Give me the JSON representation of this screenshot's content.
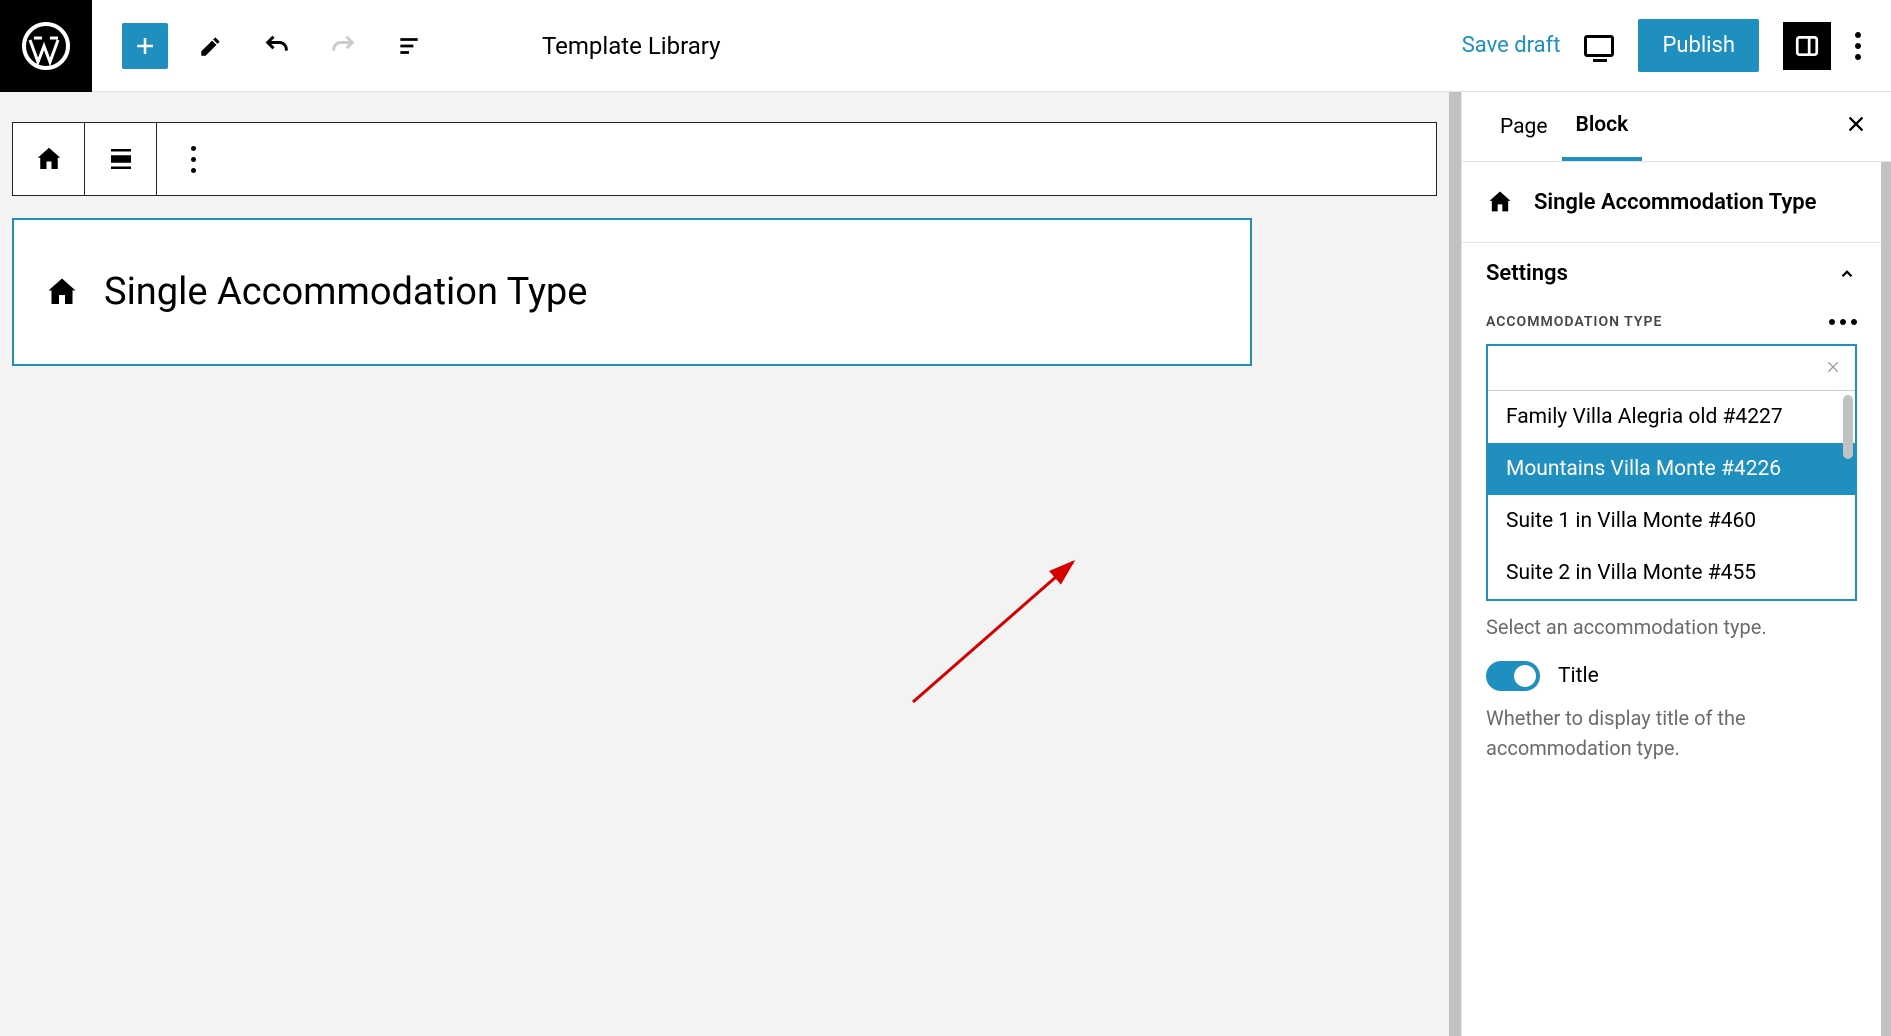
{
  "header": {
    "template_label": "Template Library",
    "save_draft": "Save draft",
    "publish": "Publish"
  },
  "block": {
    "name": "Single Accommodation Type"
  },
  "sidebar": {
    "tabs": {
      "page": "Page",
      "block": "Block"
    },
    "block_header": "Single Accommodation Type",
    "settings_label": "Settings",
    "field_label": "ACCOMMODATION TYPE",
    "combo_value": "",
    "options": [
      "Family Villa Alegria old #4227",
      "Mountains Villa Monte #4226",
      "Suite 1 in Villa Monte #460",
      "Suite 2 in Villa Monte #455"
    ],
    "selected_index": 1,
    "help_text": "Select an accommodation type.",
    "toggle_label": "Title",
    "toggle_desc": "Whether to display title of the accommodation type."
  }
}
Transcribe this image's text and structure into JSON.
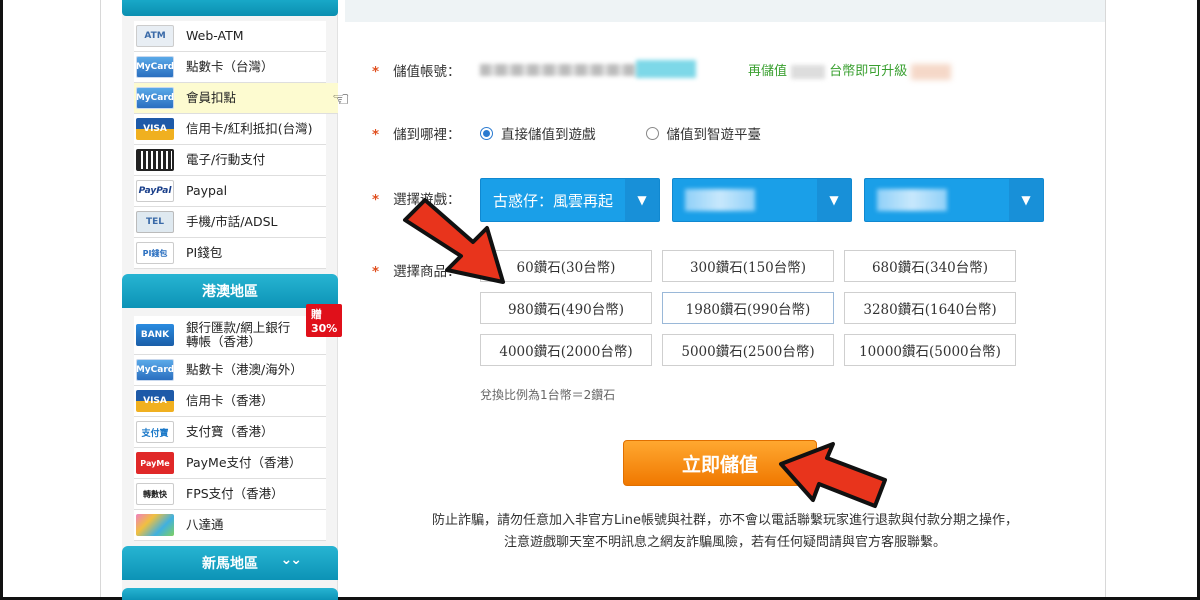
{
  "sidebar": {
    "taiwan_items": [
      {
        "label": "Web-ATM",
        "icon": "webatm-icon",
        "logo_text": "ATM"
      },
      {
        "label": "點數卡（台灣）",
        "icon": "mycard-icon",
        "logo_text": "MyCard"
      },
      {
        "label": "會員扣點",
        "icon": "mycard-icon",
        "logo_text": "MyCard",
        "active": true
      },
      {
        "label": "信用卡/紅利抵扣(台灣)",
        "icon": "visa-icon",
        "logo_text": "VISA"
      },
      {
        "label": "電子/行動支付",
        "icon": "qrcode-icon",
        "logo_text": ""
      },
      {
        "label": "Paypal",
        "icon": "paypal-icon",
        "logo_text": "PayPal"
      },
      {
        "label": "手機/市話/ADSL",
        "icon": "phone-icon",
        "logo_text": "TEL"
      },
      {
        "label": "PI錢包",
        "icon": "piwallet-icon",
        "logo_text": "PI錢包"
      }
    ],
    "hk_header": "港澳地區",
    "hk_badge": "贈30%",
    "hk_items": [
      {
        "label": "銀行匯款/網上銀行轉帳（香港）",
        "icon": "bank-icon",
        "logo_text": "BANK"
      },
      {
        "label": "點數卡（港澳/海外）",
        "icon": "mycard-icon",
        "logo_text": "MyCard"
      },
      {
        "label": "信用卡（香港）",
        "icon": "visa-icon",
        "logo_text": "VISA"
      },
      {
        "label": "支付寶（香港）",
        "icon": "alipay-icon",
        "logo_text": "支付寶"
      },
      {
        "label": "PayMe支付（香港）",
        "icon": "payme-icon",
        "logo_text": "PayMe"
      },
      {
        "label": "FPS支付（香港）",
        "icon": "fps-icon",
        "logo_text": "轉數快"
      },
      {
        "label": "八達通",
        "icon": "octopus-icon",
        "logo_text": ""
      }
    ],
    "sea_header": "新馬地區"
  },
  "form": {
    "account_label": "儲值帳號：",
    "upgrade_prefix": "再儲值",
    "upgrade_suffix": "台幣即可升級",
    "target_label": "儲到哪裡：",
    "target_options": [
      "直接儲值到遊戲",
      "儲值到智遊平臺"
    ],
    "game_label": "選擇遊戲：",
    "game_select": "古惑仔：風雲再起",
    "product_label": "選擇商品：",
    "products": [
      "60鑽石(30台幣)",
      "300鑽石(150台幣)",
      "680鑽石(340台幣)",
      "980鑽石(490台幣)",
      "1980鑽石(990台幣)",
      "3280鑽石(1640台幣)",
      "4000鑽石(2000台幣)",
      "5000鑽石(2500台幣)",
      "10000鑽石(5000台幣)"
    ],
    "ratio_text": "兌換比例為1台幣＝2鑽石",
    "submit_label": "立即儲值",
    "notice_line1": "防止詐騙，請勿任意加入非官方Line帳號與社群，亦不會以電話聯繫玩家進行退款與付款分期之操作，",
    "notice_line2": "注意遊戲聊天室不明訊息之網友詐騙風險，若有任何疑問請與官方客服聯繫。"
  },
  "colors": {
    "accent": "#1a9fe8",
    "submit": "#f59010",
    "arrow": "#e8341c",
    "header": "#14a4c6"
  }
}
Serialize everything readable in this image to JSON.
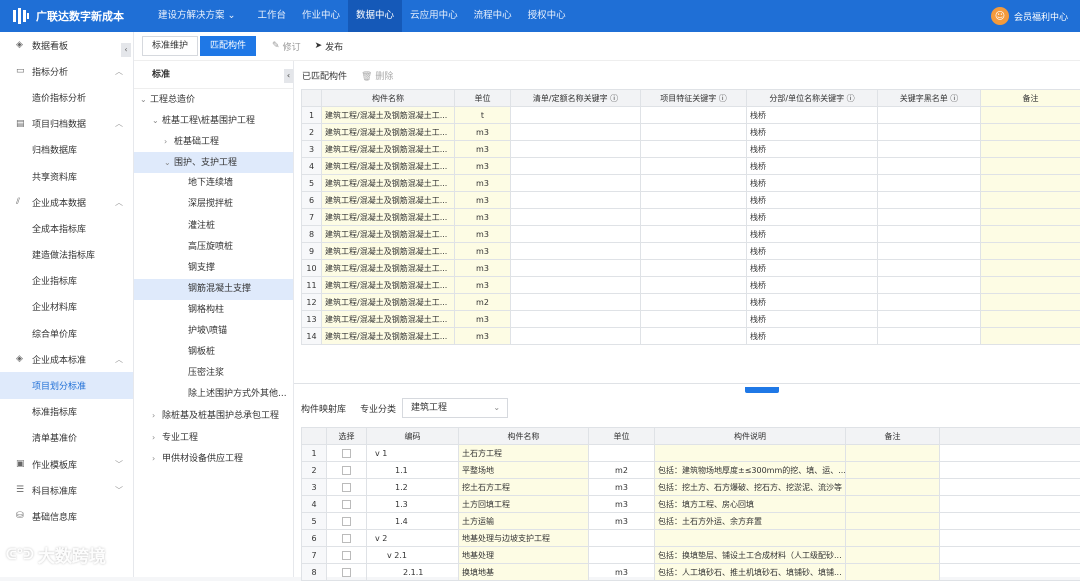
{
  "app": {
    "title": "广联达数字新成本"
  },
  "nav": {
    "solution": "建设方解决方案",
    "items": [
      "工作台",
      "作业中心",
      "数据中心",
      "云应用中心",
      "流程中心",
      "授权中心"
    ],
    "active": "数据中心"
  },
  "user": {
    "name": "会员福利中心"
  },
  "sidebar": [
    {
      "type": "group",
      "label": "数据看板",
      "icon": "layers-icon",
      "arrow": ""
    },
    {
      "type": "group",
      "label": "指标分析",
      "icon": "monitor-icon",
      "arrow": "^"
    },
    {
      "type": "sub",
      "label": "造价指标分析"
    },
    {
      "type": "group",
      "label": "项目归档数据",
      "icon": "archive-icon",
      "arrow": "^"
    },
    {
      "type": "sub",
      "label": "归档数据库"
    },
    {
      "type": "sub",
      "label": "共享资料库"
    },
    {
      "type": "group",
      "label": "企业成本数据",
      "icon": "chart-icon",
      "arrow": "^"
    },
    {
      "type": "sub",
      "label": "全成本指标库"
    },
    {
      "type": "sub",
      "label": "建造做法指标库"
    },
    {
      "type": "sub",
      "label": "企业指标库"
    },
    {
      "type": "sub",
      "label": "企业材料库"
    },
    {
      "type": "sub",
      "label": "综合单价库"
    },
    {
      "type": "group",
      "label": "企业成本标准",
      "icon": "layers-icon",
      "arrow": "^"
    },
    {
      "type": "sub",
      "label": "项目划分标准",
      "active": true
    },
    {
      "type": "sub",
      "label": "标准指标库"
    },
    {
      "type": "sub",
      "label": "清单基准价"
    },
    {
      "type": "group",
      "label": "作业模板库",
      "icon": "template-icon",
      "arrow": "v"
    },
    {
      "type": "group",
      "label": "科目标准库",
      "icon": "list-icon",
      "arrow": "v"
    },
    {
      "type": "group",
      "label": "基础信息库",
      "icon": "database-icon",
      "arrow": ""
    }
  ],
  "tabs": [
    "标准维护",
    "匹配构件"
  ],
  "active_tab": "匹配构件",
  "tools": {
    "edit": "修订",
    "publish": "发布"
  },
  "tree": {
    "header": "标准",
    "nodes": [
      {
        "level": 0,
        "caret": "v",
        "label": "工程总造价"
      },
      {
        "level": 1,
        "caret": "v",
        "label": "桩基工程\\桩基围护工程"
      },
      {
        "level": 2,
        "caret": ">",
        "label": "桩基础工程"
      },
      {
        "level": 2,
        "caret": "v",
        "label": "围护、支护工程",
        "selected": true
      },
      {
        "level": 3,
        "caret": "",
        "label": "地下连续墙"
      },
      {
        "level": 3,
        "caret": "",
        "label": "深层搅拌桩"
      },
      {
        "level": 3,
        "caret": "",
        "label": "灌注桩"
      },
      {
        "level": 3,
        "caret": "",
        "label": "高压旋喷桩"
      },
      {
        "level": 3,
        "caret": "",
        "label": "钢支撑"
      },
      {
        "level": 3,
        "caret": "",
        "label": "钢筋混凝土支撑",
        "selected": true
      },
      {
        "level": 3,
        "caret": "",
        "label": "钢格构柱"
      },
      {
        "level": 3,
        "caret": "",
        "label": "护坡\\喷锚"
      },
      {
        "level": 3,
        "caret": "",
        "label": "钢板桩"
      },
      {
        "level": 3,
        "caret": "",
        "label": "压密注浆"
      },
      {
        "level": 3,
        "caret": "",
        "label": "除上述围护方式外其他..."
      },
      {
        "level": 1,
        "caret": ">",
        "label": "除桩基及桩基围护总承包工程"
      },
      {
        "level": 1,
        "caret": ">",
        "label": "专业工程"
      },
      {
        "level": 1,
        "caret": ">",
        "label": "甲供材设备供应工程"
      }
    ]
  },
  "matched": {
    "title": "已匹配构件",
    "delete_label": "删除",
    "columns": [
      "",
      "构件名称",
      "单位",
      "清单/定额名称关键字",
      "项目特征关键字",
      "分部/单位名称关键字",
      "关键字黑名单",
      "备注"
    ],
    "rows": [
      [
        "1",
        "建筑工程/混凝土及钢筋混凝土工...",
        "t",
        "",
        "",
        "栈桥",
        "",
        ""
      ],
      [
        "2",
        "建筑工程/混凝土及钢筋混凝土工...",
        "m3",
        "",
        "",
        "栈桥",
        "",
        ""
      ],
      [
        "3",
        "建筑工程/混凝土及钢筋混凝土工...",
        "m3",
        "",
        "",
        "栈桥",
        "",
        ""
      ],
      [
        "4",
        "建筑工程/混凝土及钢筋混凝土工...",
        "m3",
        "",
        "",
        "栈桥",
        "",
        ""
      ],
      [
        "5",
        "建筑工程/混凝土及钢筋混凝土工...",
        "m3",
        "",
        "",
        "栈桥",
        "",
        ""
      ],
      [
        "6",
        "建筑工程/混凝土及钢筋混凝土工...",
        "m3",
        "",
        "",
        "栈桥",
        "",
        ""
      ],
      [
        "7",
        "建筑工程/混凝土及钢筋混凝土工...",
        "m3",
        "",
        "",
        "栈桥",
        "",
        ""
      ],
      [
        "8",
        "建筑工程/混凝土及钢筋混凝土工...",
        "m3",
        "",
        "",
        "栈桥",
        "",
        ""
      ],
      [
        "9",
        "建筑工程/混凝土及钢筋混凝土工...",
        "m3",
        "",
        "",
        "栈桥",
        "",
        ""
      ],
      [
        "10",
        "建筑工程/混凝土及钢筋混凝土工...",
        "m3",
        "",
        "",
        "栈桥",
        "",
        ""
      ],
      [
        "11",
        "建筑工程/混凝土及钢筋混凝土工...",
        "m3",
        "",
        "",
        "栈桥",
        "",
        ""
      ],
      [
        "12",
        "建筑工程/混凝土及钢筋混凝土工...",
        "m2",
        "",
        "",
        "栈桥",
        "",
        ""
      ],
      [
        "13",
        "建筑工程/混凝土及钢筋混凝土工...",
        "m3",
        "",
        "",
        "栈桥",
        "",
        ""
      ],
      [
        "14",
        "建筑工程/混凝土及钢筋混凝土工...",
        "m3",
        "",
        "",
        "栈桥",
        "",
        ""
      ]
    ]
  },
  "library": {
    "title": "构件映射库",
    "category_label": "专业分类",
    "category_value": "建筑工程",
    "columns": [
      "",
      "选择",
      "编码",
      "构件名称",
      "单位",
      "构件说明",
      "备注"
    ],
    "rows": [
      [
        "1",
        "v 1",
        "土石方工程",
        "",
        "",
        ""
      ],
      [
        "2",
        "1.1",
        "平整场地",
        "m2",
        "包括：建筑物场地厚度±≤300mm的挖、填、运、...",
        ""
      ],
      [
        "3",
        "1.2",
        "挖土石方工程",
        "m3",
        "包括：挖土方、石方爆破、挖石方、挖淤泥、流沙等",
        ""
      ],
      [
        "4",
        "1.3",
        "土方回填工程",
        "m3",
        "包括：填方工程、房心回填",
        ""
      ],
      [
        "5",
        "1.4",
        "土方运输",
        "m3",
        "包括：土石方外运、余方弃置",
        ""
      ],
      [
        "6",
        "v 2",
        "地基处理与边坡支护工程",
        "",
        "",
        ""
      ],
      [
        "7",
        "v 2.1",
        "地基处理",
        "",
        "包括：换填垫层、铺设土工合成材料（人工级配砂...",
        ""
      ],
      [
        "8",
        "2.1.1",
        "换填地基",
        "m3",
        "包括：人工填砂石、推土机填砂石、填铺砂、填铺...",
        ""
      ]
    ]
  },
  "watermark": "大数跨境"
}
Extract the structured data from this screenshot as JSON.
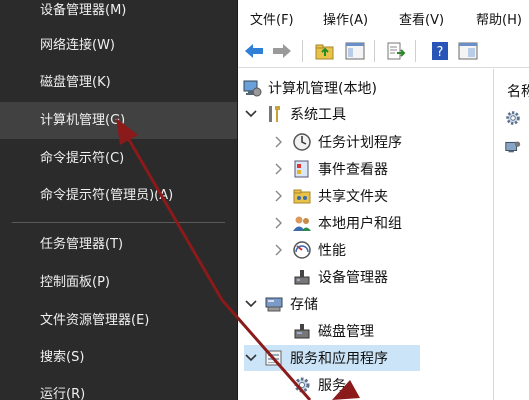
{
  "winx_menu": {
    "items": [
      {
        "label": "设备管理器(M)"
      },
      {
        "label": "网络连接(W)"
      },
      {
        "label": "磁盘管理(K)"
      },
      {
        "label": "计算机管理(G)"
      },
      {
        "label": "命令提示符(C)"
      },
      {
        "label": "命令提示符(管理员)(A)"
      },
      {
        "label": "任务管理器(T)"
      },
      {
        "label": "控制面板(P)"
      },
      {
        "label": "文件资源管理器(E)"
      },
      {
        "label": "搜索(S)"
      },
      {
        "label": "运行(R)"
      }
    ],
    "highlighted": "计算机管理(G)"
  },
  "mmc": {
    "menus": [
      {
        "label": "文件(F)"
      },
      {
        "label": "操作(A)"
      },
      {
        "label": "查看(V)"
      },
      {
        "label": "帮助(H)"
      }
    ],
    "toolbar_icons": [
      "back-arrow-icon",
      "forward-arrow-icon",
      "up-folder-icon",
      "show-hide-tree-icon",
      "export-list-icon",
      "help-icon",
      "properties-icon"
    ],
    "tree": {
      "root": "计算机管理(本地)",
      "system_tools": "系统工具",
      "task_scheduler": "任务计划程序",
      "event_viewer": "事件查看器",
      "shared_folders": "共享文件夹",
      "local_users": "本地用户和组",
      "performance": "性能",
      "device_manager": "设备管理器",
      "storage": "存储",
      "disk_management": "磁盘管理",
      "services_apps": "服务和应用程序",
      "services": "服务"
    },
    "right_pane_header": "名称"
  },
  "colors": {
    "menu_bg": "#2b2b2b",
    "menu_highlight": "#414141",
    "arrow": "#8b1a1a",
    "selection": "#cce4f7"
  }
}
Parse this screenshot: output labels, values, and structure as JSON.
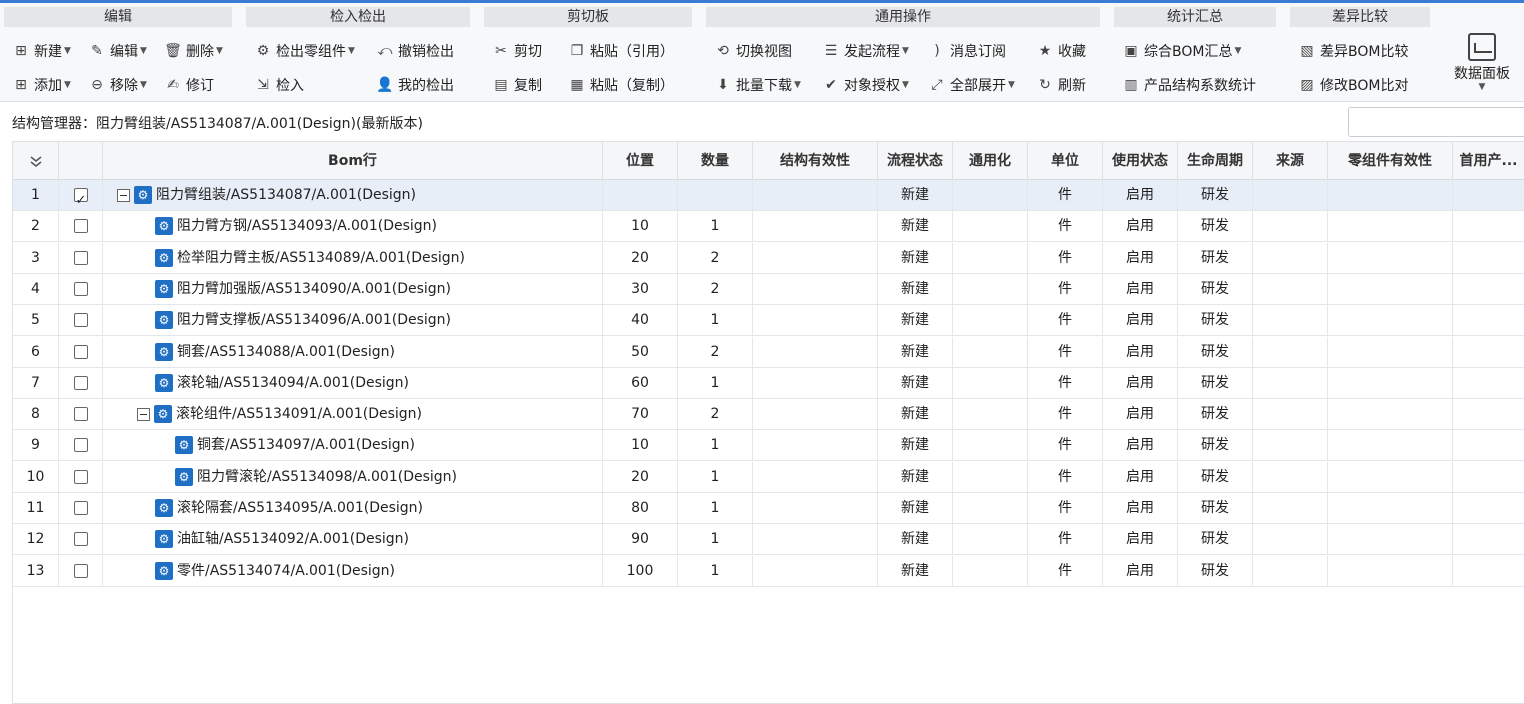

══════════

§ **Written request**: Pick out each line above that includes "screenshot" and show it.

§ **Full response**:
Give me the JSON representation of this screenshot's content.
Extract the structured data from this screenshot as JSON.
Parse this screenshot: output labels, values, and structure as JSON.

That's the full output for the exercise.